— Stored data —
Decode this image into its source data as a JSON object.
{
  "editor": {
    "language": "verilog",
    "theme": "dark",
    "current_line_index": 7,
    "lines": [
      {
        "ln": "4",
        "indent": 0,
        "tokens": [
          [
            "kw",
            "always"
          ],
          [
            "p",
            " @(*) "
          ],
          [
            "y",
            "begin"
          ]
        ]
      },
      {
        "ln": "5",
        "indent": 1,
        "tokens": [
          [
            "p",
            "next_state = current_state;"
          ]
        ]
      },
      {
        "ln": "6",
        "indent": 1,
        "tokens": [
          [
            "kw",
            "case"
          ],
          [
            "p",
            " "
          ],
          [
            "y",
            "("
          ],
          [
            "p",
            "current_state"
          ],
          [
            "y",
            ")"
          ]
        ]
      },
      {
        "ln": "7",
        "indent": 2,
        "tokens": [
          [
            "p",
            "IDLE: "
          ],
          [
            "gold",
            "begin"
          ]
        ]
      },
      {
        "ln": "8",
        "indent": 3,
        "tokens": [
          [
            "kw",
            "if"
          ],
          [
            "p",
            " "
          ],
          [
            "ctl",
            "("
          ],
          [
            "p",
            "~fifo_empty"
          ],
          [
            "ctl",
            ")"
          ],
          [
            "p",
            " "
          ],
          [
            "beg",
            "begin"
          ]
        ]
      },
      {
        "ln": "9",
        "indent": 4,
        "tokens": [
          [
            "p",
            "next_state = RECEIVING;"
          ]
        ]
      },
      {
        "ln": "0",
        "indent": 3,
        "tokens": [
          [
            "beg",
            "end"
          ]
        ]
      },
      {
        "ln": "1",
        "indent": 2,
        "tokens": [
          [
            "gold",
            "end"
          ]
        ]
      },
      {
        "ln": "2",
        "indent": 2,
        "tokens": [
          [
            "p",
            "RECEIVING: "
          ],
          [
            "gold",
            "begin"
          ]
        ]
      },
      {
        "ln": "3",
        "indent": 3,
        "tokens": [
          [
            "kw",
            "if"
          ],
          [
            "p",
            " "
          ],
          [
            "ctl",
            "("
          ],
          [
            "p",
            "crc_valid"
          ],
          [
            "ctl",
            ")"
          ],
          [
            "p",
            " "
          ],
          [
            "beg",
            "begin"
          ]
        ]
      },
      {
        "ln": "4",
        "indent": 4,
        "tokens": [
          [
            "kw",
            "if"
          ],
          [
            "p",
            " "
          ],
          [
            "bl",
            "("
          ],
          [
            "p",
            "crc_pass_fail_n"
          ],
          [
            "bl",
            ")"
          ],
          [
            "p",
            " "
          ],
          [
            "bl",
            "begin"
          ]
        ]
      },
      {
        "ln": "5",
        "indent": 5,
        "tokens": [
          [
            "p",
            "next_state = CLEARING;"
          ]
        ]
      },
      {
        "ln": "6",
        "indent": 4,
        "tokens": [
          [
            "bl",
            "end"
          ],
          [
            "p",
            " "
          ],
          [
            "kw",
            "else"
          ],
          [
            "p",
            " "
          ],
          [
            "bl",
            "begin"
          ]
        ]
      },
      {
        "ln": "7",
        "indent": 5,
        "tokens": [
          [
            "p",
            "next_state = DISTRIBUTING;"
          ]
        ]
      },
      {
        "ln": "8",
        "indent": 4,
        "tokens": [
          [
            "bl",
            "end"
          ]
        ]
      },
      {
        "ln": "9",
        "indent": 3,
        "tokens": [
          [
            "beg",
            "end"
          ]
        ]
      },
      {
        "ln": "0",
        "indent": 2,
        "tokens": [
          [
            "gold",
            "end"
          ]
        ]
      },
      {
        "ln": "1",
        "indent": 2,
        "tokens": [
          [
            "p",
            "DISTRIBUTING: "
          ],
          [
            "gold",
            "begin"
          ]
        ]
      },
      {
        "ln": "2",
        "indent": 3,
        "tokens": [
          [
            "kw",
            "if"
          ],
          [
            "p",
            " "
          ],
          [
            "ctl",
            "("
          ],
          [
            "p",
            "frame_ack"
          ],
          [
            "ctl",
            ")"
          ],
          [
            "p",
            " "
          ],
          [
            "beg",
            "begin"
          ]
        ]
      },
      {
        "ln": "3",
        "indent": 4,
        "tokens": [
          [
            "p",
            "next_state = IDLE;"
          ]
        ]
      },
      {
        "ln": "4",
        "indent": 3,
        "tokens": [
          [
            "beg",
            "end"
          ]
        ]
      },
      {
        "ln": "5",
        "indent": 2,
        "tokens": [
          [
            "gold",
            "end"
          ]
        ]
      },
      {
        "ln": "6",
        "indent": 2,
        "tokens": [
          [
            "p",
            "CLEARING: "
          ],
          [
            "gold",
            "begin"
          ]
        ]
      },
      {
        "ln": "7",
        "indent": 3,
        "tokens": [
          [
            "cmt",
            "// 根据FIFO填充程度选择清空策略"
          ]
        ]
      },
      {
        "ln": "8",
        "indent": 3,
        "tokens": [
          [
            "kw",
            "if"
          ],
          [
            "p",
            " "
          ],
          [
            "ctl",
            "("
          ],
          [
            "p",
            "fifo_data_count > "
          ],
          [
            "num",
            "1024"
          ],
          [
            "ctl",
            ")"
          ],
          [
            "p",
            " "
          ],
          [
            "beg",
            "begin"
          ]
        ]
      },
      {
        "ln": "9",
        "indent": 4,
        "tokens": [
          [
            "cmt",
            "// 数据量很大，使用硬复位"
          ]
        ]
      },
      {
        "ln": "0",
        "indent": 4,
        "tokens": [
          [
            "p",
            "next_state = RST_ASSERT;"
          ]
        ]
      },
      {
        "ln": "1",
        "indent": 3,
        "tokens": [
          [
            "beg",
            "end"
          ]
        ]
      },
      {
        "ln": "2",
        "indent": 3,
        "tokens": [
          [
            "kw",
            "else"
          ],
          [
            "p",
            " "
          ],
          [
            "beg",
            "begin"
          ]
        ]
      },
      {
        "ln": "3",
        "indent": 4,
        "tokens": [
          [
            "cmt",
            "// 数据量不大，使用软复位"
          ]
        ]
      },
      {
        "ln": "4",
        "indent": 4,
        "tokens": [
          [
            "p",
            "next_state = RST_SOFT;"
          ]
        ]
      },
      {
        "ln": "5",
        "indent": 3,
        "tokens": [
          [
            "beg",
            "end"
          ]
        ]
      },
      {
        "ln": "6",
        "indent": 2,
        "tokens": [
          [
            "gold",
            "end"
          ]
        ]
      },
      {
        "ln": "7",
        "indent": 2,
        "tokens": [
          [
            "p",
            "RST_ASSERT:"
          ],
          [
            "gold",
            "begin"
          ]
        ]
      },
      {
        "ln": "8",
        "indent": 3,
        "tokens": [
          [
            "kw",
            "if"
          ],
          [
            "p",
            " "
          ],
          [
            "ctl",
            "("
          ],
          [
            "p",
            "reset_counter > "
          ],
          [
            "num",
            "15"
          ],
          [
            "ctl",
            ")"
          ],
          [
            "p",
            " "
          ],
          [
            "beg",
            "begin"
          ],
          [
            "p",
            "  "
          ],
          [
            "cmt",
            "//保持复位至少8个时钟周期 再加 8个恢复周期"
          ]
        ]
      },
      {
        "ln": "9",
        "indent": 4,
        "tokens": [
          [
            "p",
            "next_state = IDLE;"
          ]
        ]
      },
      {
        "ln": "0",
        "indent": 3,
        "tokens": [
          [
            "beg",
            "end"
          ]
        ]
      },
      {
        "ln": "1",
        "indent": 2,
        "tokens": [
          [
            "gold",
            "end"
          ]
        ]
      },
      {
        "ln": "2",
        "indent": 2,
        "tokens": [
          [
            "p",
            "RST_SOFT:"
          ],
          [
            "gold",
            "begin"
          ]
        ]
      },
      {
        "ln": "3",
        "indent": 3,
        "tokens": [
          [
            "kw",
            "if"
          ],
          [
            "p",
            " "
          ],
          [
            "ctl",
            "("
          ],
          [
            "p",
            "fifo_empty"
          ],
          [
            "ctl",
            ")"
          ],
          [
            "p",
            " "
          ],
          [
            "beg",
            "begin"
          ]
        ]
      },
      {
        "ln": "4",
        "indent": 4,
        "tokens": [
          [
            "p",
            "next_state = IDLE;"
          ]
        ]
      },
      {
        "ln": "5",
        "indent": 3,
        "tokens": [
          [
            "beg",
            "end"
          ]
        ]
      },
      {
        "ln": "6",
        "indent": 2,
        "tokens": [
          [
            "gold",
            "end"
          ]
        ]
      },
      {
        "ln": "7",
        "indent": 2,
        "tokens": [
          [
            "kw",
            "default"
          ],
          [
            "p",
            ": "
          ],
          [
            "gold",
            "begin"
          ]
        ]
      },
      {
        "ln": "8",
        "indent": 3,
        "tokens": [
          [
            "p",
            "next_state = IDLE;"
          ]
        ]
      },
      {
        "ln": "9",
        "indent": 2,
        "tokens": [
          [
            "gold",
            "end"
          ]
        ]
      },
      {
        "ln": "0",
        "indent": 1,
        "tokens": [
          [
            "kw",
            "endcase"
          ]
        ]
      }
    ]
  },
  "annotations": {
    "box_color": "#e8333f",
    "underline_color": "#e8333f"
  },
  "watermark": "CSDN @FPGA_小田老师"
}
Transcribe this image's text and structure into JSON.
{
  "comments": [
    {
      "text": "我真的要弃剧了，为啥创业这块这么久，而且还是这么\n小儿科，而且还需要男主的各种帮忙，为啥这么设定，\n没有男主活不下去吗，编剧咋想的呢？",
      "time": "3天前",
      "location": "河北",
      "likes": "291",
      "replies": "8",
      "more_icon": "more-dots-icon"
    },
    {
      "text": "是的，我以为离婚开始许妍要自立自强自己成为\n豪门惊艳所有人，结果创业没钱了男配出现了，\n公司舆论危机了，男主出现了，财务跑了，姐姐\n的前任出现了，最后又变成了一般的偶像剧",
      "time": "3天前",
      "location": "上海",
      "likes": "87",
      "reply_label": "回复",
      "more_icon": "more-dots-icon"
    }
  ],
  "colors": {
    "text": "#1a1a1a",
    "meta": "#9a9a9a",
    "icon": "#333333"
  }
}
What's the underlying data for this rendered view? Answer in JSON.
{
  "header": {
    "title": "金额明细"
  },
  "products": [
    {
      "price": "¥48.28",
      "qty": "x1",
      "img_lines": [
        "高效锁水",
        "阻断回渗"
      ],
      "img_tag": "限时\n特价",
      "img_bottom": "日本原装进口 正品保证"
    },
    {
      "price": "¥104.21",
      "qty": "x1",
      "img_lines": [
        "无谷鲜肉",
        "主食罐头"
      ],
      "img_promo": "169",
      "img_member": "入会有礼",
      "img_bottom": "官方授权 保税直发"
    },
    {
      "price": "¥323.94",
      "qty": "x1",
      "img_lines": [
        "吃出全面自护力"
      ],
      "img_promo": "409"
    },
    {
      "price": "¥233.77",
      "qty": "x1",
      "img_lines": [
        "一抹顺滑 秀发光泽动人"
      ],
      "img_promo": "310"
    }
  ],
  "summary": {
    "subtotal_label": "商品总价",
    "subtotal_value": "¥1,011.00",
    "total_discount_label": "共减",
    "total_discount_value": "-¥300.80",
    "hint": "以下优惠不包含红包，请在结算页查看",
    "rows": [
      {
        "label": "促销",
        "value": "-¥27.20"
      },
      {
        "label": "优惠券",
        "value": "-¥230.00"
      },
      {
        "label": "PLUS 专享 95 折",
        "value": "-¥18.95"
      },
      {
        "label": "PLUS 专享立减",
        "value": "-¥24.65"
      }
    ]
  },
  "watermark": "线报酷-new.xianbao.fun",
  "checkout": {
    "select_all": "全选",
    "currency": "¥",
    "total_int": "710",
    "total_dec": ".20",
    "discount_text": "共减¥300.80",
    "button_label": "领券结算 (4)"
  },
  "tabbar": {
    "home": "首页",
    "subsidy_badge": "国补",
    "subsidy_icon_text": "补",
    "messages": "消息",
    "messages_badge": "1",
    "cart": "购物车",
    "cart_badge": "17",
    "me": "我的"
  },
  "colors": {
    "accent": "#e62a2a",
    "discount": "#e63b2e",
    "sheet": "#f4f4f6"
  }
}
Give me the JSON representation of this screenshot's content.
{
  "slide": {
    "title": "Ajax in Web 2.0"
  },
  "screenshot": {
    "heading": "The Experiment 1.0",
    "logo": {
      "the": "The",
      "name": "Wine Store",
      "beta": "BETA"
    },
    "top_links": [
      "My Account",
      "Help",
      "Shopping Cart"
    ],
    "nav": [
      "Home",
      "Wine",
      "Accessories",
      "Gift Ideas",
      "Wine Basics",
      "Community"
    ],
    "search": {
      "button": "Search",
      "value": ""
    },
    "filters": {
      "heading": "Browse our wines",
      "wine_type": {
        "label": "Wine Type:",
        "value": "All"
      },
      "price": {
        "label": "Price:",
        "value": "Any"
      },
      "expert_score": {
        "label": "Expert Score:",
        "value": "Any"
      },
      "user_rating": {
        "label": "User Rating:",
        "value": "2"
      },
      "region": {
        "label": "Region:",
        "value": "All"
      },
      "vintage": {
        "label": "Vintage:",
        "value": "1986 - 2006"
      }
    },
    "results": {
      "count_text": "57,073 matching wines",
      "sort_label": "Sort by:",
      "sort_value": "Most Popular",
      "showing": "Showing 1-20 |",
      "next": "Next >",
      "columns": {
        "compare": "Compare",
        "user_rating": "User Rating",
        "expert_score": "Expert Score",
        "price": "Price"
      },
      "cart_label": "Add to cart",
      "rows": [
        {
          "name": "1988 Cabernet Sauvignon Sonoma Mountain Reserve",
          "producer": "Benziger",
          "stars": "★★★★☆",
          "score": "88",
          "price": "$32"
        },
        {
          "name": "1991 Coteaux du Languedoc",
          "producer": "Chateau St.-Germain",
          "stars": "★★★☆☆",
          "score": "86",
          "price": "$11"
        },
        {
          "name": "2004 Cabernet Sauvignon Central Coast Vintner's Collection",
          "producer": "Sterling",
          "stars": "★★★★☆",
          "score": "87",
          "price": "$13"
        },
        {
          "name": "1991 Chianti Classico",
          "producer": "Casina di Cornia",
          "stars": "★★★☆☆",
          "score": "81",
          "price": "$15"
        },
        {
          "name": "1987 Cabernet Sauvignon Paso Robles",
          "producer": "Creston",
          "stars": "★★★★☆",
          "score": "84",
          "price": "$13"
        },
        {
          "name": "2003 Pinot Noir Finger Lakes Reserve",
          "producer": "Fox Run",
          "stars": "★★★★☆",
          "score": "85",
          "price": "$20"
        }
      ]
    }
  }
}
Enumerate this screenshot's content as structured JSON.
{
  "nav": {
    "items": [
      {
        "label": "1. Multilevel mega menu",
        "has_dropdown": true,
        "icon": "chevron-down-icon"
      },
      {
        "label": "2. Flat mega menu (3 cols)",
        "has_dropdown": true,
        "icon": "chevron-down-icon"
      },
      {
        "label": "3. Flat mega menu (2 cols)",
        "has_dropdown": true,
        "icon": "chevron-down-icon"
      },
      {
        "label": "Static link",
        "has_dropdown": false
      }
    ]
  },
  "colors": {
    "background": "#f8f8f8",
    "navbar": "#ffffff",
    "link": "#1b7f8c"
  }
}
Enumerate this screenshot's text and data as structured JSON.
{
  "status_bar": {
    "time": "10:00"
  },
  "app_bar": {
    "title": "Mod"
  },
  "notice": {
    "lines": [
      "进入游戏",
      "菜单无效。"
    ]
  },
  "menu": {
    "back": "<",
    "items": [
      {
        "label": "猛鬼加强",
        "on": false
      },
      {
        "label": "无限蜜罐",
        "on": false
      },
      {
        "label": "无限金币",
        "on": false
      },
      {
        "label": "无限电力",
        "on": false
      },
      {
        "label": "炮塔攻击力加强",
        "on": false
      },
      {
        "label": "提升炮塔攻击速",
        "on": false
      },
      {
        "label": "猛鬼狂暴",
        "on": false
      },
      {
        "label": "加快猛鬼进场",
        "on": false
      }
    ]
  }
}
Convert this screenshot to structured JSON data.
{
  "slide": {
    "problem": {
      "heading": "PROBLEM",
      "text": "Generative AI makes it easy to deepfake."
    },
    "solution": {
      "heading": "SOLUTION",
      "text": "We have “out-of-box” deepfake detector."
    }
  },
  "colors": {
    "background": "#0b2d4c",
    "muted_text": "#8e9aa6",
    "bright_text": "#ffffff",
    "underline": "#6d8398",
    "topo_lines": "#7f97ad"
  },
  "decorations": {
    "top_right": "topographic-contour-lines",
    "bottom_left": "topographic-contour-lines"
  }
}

— Problem statement —
Pull out every line of the entries that includes the word "Cabernet".

— Problem solution —
          "name": "1988 Cabernet Sauvignon Sonoma Mountain Reserve",
          "name": "2004 Cabernet Sauvignon Central Coast Vintner's Collection",
          "name": "1987 Cabernet Sauvignon Paso Robles",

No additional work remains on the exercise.